**Dataset records**
━━━━━━━━
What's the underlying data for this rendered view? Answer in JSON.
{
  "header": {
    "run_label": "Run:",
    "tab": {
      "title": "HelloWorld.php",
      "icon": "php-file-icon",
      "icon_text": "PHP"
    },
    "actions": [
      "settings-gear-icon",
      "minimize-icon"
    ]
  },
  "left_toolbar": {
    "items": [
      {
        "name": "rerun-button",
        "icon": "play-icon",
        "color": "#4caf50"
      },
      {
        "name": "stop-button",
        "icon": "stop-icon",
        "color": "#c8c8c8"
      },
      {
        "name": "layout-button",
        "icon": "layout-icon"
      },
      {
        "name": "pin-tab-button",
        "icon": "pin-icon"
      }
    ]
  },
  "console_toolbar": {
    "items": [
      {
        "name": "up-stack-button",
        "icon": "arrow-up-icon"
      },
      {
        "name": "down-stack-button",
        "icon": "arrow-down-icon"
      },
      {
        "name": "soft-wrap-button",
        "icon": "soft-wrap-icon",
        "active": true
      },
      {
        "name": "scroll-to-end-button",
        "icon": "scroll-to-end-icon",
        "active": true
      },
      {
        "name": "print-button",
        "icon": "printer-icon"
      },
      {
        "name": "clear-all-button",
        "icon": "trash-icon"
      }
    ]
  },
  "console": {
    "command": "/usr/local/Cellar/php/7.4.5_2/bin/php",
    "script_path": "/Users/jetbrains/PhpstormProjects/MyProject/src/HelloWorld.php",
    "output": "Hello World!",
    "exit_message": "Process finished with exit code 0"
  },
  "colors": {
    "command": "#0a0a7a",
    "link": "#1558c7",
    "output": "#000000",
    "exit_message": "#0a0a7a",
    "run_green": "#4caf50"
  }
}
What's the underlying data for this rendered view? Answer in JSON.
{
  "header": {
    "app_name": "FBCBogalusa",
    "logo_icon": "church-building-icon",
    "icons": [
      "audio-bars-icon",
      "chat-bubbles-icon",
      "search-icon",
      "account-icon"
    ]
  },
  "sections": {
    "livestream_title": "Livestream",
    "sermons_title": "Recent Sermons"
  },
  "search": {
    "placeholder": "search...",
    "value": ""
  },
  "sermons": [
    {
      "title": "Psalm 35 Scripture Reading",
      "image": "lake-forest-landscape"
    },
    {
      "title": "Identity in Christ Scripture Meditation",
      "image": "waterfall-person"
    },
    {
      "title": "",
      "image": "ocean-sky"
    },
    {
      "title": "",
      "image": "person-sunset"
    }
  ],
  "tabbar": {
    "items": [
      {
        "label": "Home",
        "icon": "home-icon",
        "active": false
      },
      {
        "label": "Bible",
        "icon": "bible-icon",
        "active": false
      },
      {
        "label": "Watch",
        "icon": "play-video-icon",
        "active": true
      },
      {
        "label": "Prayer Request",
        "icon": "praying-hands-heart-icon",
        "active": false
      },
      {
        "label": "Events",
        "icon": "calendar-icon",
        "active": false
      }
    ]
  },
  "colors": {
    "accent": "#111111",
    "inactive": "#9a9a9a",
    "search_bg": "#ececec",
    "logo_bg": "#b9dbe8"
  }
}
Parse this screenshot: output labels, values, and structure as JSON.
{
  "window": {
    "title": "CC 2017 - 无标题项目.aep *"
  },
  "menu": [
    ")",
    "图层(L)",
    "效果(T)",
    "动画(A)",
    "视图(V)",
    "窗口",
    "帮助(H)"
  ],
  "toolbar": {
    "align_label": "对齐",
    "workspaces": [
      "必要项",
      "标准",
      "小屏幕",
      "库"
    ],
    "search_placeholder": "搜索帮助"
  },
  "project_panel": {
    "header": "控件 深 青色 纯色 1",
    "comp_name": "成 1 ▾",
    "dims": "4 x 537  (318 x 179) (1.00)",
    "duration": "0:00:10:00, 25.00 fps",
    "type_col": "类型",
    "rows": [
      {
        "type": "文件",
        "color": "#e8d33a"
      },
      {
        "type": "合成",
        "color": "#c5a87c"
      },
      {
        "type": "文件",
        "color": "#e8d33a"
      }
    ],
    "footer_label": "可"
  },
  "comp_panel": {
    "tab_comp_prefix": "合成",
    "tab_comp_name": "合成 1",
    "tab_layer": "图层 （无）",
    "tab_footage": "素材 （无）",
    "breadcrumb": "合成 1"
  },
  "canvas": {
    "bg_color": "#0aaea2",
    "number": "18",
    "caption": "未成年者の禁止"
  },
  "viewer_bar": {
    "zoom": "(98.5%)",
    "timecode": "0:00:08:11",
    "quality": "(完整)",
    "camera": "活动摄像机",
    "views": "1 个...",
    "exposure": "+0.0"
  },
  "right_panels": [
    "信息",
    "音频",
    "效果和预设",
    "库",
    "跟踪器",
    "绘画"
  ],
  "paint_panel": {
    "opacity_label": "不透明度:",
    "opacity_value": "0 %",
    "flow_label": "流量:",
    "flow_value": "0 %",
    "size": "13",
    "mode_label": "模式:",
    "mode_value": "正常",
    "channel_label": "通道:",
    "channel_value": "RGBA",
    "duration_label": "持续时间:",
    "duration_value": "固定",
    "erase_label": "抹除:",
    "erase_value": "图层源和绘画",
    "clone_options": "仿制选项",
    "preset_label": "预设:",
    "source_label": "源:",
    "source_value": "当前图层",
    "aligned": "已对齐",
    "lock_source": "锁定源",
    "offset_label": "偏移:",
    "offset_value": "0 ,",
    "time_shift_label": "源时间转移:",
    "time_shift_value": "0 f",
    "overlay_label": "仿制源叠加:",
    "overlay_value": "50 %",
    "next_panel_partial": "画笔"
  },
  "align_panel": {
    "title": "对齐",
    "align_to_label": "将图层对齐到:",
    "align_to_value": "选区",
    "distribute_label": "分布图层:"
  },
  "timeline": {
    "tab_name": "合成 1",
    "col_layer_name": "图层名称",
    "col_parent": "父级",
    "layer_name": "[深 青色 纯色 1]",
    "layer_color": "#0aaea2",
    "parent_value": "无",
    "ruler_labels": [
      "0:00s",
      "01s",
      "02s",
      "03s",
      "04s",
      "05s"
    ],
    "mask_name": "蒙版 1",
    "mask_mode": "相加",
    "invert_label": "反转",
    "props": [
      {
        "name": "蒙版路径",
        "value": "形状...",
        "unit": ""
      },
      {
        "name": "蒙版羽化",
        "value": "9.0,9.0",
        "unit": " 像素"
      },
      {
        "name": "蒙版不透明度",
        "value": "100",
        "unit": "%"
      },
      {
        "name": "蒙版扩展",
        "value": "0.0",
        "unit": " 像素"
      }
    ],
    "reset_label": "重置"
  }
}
━━━━━━━━
**What you should do**
Count every line in the entries above where the word "wrap" appears; respond with the number alone.

**Solution for this task**
2